TASK TO CARRY OUT — Work out how many lines include "осуществление" and answer with that number only.

☆ ☆ ☆ ☆ ☆ ☆ ☆

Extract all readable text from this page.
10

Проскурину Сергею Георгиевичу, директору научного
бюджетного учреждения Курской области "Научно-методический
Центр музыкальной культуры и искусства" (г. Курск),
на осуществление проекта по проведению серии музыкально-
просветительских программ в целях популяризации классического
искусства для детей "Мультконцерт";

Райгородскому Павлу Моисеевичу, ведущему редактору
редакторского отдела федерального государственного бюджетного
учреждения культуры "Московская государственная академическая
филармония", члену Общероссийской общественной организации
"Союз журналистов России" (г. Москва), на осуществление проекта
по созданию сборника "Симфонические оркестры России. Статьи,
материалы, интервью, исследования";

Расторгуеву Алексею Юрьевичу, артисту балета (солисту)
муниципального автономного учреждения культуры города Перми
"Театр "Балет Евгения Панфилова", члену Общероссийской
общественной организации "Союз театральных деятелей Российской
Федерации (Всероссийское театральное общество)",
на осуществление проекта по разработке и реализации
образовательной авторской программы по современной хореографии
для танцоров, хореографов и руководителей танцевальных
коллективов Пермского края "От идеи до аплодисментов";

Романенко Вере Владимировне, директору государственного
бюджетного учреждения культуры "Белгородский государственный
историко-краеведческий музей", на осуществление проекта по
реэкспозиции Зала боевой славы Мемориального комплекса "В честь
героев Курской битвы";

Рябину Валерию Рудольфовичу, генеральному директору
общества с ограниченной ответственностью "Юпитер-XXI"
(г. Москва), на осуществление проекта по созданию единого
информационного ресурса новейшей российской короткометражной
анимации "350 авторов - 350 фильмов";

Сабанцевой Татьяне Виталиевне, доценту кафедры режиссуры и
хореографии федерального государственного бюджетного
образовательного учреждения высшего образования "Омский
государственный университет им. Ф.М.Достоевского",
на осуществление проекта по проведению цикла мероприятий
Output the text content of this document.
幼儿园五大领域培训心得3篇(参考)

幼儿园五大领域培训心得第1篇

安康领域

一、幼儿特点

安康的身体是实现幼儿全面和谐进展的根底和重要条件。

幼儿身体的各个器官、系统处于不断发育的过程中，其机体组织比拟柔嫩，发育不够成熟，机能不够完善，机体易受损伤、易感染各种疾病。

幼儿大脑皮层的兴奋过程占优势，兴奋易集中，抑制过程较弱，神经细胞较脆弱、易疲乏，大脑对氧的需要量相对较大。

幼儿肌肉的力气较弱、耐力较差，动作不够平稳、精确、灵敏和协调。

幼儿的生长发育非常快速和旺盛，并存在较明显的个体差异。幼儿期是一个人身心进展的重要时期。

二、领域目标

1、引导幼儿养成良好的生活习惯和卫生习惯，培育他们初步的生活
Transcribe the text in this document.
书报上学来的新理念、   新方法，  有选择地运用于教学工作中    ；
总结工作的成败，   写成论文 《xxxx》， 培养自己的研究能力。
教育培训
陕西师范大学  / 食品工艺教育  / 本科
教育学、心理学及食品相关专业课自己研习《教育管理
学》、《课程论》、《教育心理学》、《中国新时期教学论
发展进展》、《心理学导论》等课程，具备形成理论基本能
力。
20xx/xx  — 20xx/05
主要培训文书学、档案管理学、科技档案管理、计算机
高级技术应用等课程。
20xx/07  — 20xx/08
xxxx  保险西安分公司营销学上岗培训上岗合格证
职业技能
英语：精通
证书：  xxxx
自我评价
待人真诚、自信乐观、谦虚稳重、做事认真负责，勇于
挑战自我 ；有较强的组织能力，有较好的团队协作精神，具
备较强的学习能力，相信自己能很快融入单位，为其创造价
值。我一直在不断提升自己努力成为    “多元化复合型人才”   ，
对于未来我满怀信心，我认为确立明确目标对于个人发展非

☆ ☆ ☆ ☆ ☆ ☆ ☆

THE SOLUTION — 6